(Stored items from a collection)

═══

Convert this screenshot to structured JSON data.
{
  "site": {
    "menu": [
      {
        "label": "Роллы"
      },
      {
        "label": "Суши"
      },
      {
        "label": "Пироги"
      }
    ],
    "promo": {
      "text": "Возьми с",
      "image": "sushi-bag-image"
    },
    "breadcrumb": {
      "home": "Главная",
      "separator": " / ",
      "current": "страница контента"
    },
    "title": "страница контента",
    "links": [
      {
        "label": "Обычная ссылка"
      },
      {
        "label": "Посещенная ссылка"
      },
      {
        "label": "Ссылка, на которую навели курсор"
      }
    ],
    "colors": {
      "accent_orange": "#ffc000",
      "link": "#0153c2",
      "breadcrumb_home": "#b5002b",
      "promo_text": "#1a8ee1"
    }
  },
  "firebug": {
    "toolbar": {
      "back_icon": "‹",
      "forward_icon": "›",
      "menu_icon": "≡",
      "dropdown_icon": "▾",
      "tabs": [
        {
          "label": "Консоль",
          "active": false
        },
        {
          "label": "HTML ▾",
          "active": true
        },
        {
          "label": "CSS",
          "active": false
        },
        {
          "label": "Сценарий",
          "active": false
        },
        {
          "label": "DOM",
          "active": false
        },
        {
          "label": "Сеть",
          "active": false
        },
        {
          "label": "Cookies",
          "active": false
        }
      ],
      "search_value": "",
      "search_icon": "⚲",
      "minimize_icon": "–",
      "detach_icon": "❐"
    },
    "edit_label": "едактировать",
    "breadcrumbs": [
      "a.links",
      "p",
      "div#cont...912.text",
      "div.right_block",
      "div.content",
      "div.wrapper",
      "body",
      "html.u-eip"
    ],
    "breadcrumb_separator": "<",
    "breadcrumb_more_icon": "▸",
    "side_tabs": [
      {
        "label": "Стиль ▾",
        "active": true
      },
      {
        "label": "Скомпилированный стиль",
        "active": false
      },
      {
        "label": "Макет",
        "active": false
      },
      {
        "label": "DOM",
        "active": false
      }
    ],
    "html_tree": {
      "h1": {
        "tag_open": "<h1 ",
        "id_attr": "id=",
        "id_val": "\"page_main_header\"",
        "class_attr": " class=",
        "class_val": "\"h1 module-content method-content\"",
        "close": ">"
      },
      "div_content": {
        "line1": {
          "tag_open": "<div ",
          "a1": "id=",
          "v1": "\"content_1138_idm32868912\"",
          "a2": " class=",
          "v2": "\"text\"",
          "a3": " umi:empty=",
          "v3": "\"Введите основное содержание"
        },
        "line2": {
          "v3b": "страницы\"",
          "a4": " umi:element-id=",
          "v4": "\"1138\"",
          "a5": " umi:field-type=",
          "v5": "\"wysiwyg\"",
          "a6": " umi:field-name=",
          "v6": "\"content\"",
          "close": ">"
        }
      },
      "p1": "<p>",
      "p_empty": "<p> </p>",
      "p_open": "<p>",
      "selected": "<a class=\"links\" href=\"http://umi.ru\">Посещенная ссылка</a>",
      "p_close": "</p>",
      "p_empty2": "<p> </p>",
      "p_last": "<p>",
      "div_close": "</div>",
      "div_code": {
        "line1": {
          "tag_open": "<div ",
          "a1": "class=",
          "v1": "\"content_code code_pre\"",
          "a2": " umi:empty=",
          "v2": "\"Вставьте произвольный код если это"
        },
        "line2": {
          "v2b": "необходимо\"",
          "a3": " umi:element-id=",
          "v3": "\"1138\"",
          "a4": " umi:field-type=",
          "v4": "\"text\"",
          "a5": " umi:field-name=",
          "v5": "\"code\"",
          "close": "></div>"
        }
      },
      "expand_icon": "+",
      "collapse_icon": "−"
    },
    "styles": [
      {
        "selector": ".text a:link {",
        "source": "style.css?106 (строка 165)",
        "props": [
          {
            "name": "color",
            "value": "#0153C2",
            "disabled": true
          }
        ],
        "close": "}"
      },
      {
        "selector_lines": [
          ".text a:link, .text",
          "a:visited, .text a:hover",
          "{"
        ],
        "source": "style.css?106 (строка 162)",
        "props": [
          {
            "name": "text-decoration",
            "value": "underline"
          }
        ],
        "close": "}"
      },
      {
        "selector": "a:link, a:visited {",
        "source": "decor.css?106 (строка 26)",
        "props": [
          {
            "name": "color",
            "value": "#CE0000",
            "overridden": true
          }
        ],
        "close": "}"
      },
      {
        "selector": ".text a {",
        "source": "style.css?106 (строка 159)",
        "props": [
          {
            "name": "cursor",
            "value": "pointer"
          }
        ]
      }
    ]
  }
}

═══

(WRITTEN REQUEST) Every record above needs to be repeated word for word.

(THE REPLY)
Convert this screenshot to structured JSON data.
{
  "site": {
    "menu": [
      {
        "label": "Роллы"
      },
      {
        "label": "Суши"
      },
      {
        "label": "Пироги"
      }
    ],
    "promo": {
      "text": "Возьми с",
      "image": "sushi-bag-image"
    },
    "breadcrumb": {
      "home": "Главная",
      "separator": " / ",
      "current": "страница контента"
    },
    "title": "страница контента",
    "links": [
      {
        "label": "Обычная ссылка"
      },
      {
        "label": "Посещенная ссылка"
      },
      {
        "label": "Ссылка, на которую навели курсор"
      }
    ],
    "colors": {
      "accent_orange": "#ffc000",
      "link": "#0153c2",
      "breadcrumb_home": "#b5002b",
      "promo_text": "#1a8ee1"
    }
  },
  "firebug": {
    "toolbar": {
      "back_icon": "‹",
      "forward_icon": "›",
      "menu_icon": "≡",
      "dropdown_icon": "▾",
      "tabs": [
        {
          "label": "Консоль",
          "active": false
        },
        {
          "label": "HTML ▾",
          "active": true
        },
        {
          "label": "CSS",
          "active": false
        },
        {
          "label": "Сценарий",
          "active": false
        },
        {
          "label": "DOM",
          "active": false
        },
        {
          "label": "Сеть",
          "active": false
        },
        {
          "label": "Cookies",
          "active": false
        }
      ],
      "search_value": "",
      "search_icon": "⚲",
      "minimize_icon": "–",
      "detach_icon": "❐"
    },
    "edit_label": "едактировать",
    "breadcrumbs": [
      "a.links",
      "p",
      "div#cont...912.text",
      "div.right_block",
      "div.content",
      "div.wrapper",
      "body",
      "html.u-eip"
    ],
    "breadcrumb_separator": "<",
    "breadcrumb_more_icon": "▸",
    "side_tabs": [
      {
        "label": "Стиль ▾",
        "active": true
      },
      {
        "label": "Скомпилированный стиль",
        "active": false
      },
      {
        "label": "Макет",
        "active": false
      },
      {
        "label": "DOM",
        "active": false
      }
    ],
    "html_tree": {
      "h1": {
        "tag_open": "<h1 ",
        "id_attr": "id=",
        "id_val": "\"page_main_header\"",
        "class_attr": " class=",
        "class_val": "\"h1 module-content method-content\"",
        "close": ">"
      },
      "div_content": {
        "line1": {
          "tag_open": "<div ",
          "a1": "id=",
          "v1": "\"content_1138_idm32868912\"",
          "a2": " class=",
          "v2": "\"text\"",
          "a3": " umi:empty=",
          "v3": "\"Введите основное содержание"
        },
        "line2": {
          "v3b": "страницы\"",
          "a4": " umi:element-id=",
          "v4": "\"1138\"",
          "a5": " umi:field-type=",
          "v5": "\"wysiwyg\"",
          "a6": " umi:field-name=",
          "v6": "\"content\"",
          "close": ">"
        }
      },
      "p1": "<p>",
      "p_empty": "<p> </p>",
      "p_open": "<p>",
      "selected": "<a class=\"links\" href=\"http://umi.ru\">Посещенная ссылка</a>",
      "p_close": "</p>",
      "p_empty2": "<p> </p>",
      "p_last": "<p>",
      "div_close": "</div>",
      "div_code": {
        "line1": {
          "tag_open": "<div ",
          "a1": "class=",
          "v1": "\"content_code code_pre\"",
          "a2": " umi:empty=",
          "v2": "\"Вставьте произвольный код если это"
        },
        "line2": {
          "v2b": "необходимо\"",
          "a3": " umi:element-id=",
          "v3": "\"1138\"",
          "a4": " umi:field-type=",
          "v4": "\"text\"",
          "a5": " umi:field-name=",
          "v5": "\"code\"",
          "close": "></div>"
        }
      },
      "expand_icon": "+",
      "collapse_icon": "−"
    },
    "styles": [
      {
        "selector": ".text a:link {",
        "source": "style.css?106 (строка 165)",
        "props": [
          {
            "name": "color",
            "value": "#0153C2",
            "disabled": true
          }
        ],
        "close": "}"
      },
      {
        "selector_lines": [
          ".text a:link, .text",
          "a:visited, .text a:hover",
          "{"
        ],
        "source": "style.css?106 (строка 162)",
        "props": [
          {
            "name": "text-decoration",
            "value": "underline"
          }
        ],
        "close": "}"
      },
      {
        "selector": "a:link, a:visited {",
        "source": "decor.css?106 (строка 26)",
        "props": [
          {
            "name": "color",
            "value": "#CE0000",
            "overridden": true
          }
        ],
        "close": "}"
      },
      {
        "selector": ".text a {",
        "source": "style.css?106 (строка 159)",
        "props": [
          {
            "name": "cursor",
            "value": "pointer"
          }
        ]
      }
    ]
  }
}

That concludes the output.